━━━━━ Information supplied

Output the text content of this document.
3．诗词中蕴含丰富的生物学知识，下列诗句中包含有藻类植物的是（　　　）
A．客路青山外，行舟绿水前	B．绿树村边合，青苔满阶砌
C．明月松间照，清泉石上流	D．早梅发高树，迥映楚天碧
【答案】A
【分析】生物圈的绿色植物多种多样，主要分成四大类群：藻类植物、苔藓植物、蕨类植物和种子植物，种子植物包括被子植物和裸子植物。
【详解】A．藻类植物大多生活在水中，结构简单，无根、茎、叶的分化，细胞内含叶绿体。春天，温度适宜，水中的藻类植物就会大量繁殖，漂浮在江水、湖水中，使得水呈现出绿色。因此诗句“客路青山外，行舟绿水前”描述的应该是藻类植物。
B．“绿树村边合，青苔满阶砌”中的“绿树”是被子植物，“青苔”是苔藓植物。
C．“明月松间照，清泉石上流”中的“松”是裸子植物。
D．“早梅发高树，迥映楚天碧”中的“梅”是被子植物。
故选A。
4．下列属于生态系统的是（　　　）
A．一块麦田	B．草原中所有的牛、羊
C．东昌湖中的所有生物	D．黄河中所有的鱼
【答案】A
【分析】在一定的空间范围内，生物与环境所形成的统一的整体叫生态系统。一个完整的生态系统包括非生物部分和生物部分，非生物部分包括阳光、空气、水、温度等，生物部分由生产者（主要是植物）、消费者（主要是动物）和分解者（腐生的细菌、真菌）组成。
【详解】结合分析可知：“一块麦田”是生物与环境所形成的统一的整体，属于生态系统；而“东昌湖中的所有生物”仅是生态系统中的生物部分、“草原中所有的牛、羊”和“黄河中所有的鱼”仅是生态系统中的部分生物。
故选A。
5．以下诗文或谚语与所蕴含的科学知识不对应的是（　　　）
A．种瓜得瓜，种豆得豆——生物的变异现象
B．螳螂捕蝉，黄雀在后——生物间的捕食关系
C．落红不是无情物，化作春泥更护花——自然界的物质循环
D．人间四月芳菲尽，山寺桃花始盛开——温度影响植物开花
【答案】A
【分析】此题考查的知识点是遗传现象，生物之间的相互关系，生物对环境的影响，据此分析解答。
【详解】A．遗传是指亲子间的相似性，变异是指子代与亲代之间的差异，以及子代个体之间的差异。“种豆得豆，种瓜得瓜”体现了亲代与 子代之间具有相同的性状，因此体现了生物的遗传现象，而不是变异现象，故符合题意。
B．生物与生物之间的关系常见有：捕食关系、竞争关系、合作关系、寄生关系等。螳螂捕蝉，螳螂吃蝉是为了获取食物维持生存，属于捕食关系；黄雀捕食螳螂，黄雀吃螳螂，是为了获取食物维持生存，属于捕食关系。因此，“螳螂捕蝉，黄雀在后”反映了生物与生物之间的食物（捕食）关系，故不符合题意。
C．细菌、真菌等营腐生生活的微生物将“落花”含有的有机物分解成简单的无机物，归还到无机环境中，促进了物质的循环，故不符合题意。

━━━━━━━━━━

Directions for this task: Recopy the whole listing exactly.

Complete answer:
Output the text content of this document.
3．诗词中蕴含丰富的生物学知识，下列诗句中包含有藻类植物的是（　　　）
A．客路青山外，行舟绿水前	B．绿树村边合，青苔满阶砌
C．明月松间照，清泉石上流	D．早梅发高树，迥映楚天碧
【答案】A
【分析】生物圈的绿色植物多种多样，主要分成四大类群：藻类植物、苔藓植物、蕨类植物和种子植物，种子植物包括被子植物和裸子植物。
【详解】A．藻类植物大多生活在水中，结构简单，无根、茎、叶的分化，细胞内含叶绿体。春天，温度适宜，水中的藻类植物就会大量繁殖，漂浮在江水、湖水中，使得水呈现出绿色。因此诗句“客路青山外，行舟绿水前”描述的应该是藻类植物。
B．“绿树村边合，青苔满阶砌”中的“绿树”是被子植物，“青苔”是苔藓植物。
C．“明月松间照，清泉石上流”中的“松”是裸子植物。
D．“早梅发高树，迥映楚天碧”中的“梅”是被子植物。
故选A。
4．下列属于生态系统的是（　　　）
A．一块麦田	B．草原中所有的牛、羊
C．东昌湖中的所有生物	D．黄河中所有的鱼
【答案】A
【分析】在一定的空间范围内，生物与环境所形成的统一的整体叫生态系统。一个完整的生态系统包括非生物部分和生物部分，非生物部分包括阳光、空气、水、温度等，生物部分由生产者（主要是植物）、消费者（主要是动物）和分解者（腐生的细菌、真菌）组成。
【详解】结合分析可知：“一块麦田”是生物与环境所形成的统一的整体，属于生态系统；而“东昌湖中的所有生物”仅是生态系统中的生物部分、“草原中所有的牛、羊”和“黄河中所有的鱼”仅是生态系统中的部分生物。
故选A。
5．以下诗文或谚语与所蕴含的科学知识不对应的是（　　　）
A．种瓜得瓜，种豆得豆——生物的变异现象
B．螳螂捕蝉，黄雀在后——生物间的捕食关系
C．落红不是无情物，化作春泥更护花——自然界的物质循环
D．人间四月芳菲尽，山寺桃花始盛开——温度影响植物开花
【答案】A
【分析】此题考查的知识点是遗传现象，生物之间的相互关系，生物对环境的影响，据此分析解答。
【详解】A．遗传是指亲子间的相似性，变异是指子代与亲代之间的差异，以及子代个体之间的差异。“种豆得豆，种瓜得瓜”体现了亲代与 子代之间具有相同的性状，因此体现了生物的遗传现象，而不是变异现象，故符合题意。
B．生物与生物之间的关系常见有：捕食关系、竞争关系、合作关系、寄生关系等。螳螂捕蝉，螳螂吃蝉是为了获取食物维持生存，属于捕食关系；黄雀捕食螳螂，黄雀吃螳螂，是为了获取食物维持生存，属于捕食关系。因此，“螳螂捕蝉，黄雀在后”反映了生物与生物之间的食物（捕食）关系，故不符合题意。
C．细菌、真菌等营腐生生活的微生物将“落花”含有的有机物分解成简单的无机物，归还到无机环境中，促进了物质的循环，故不符合题意。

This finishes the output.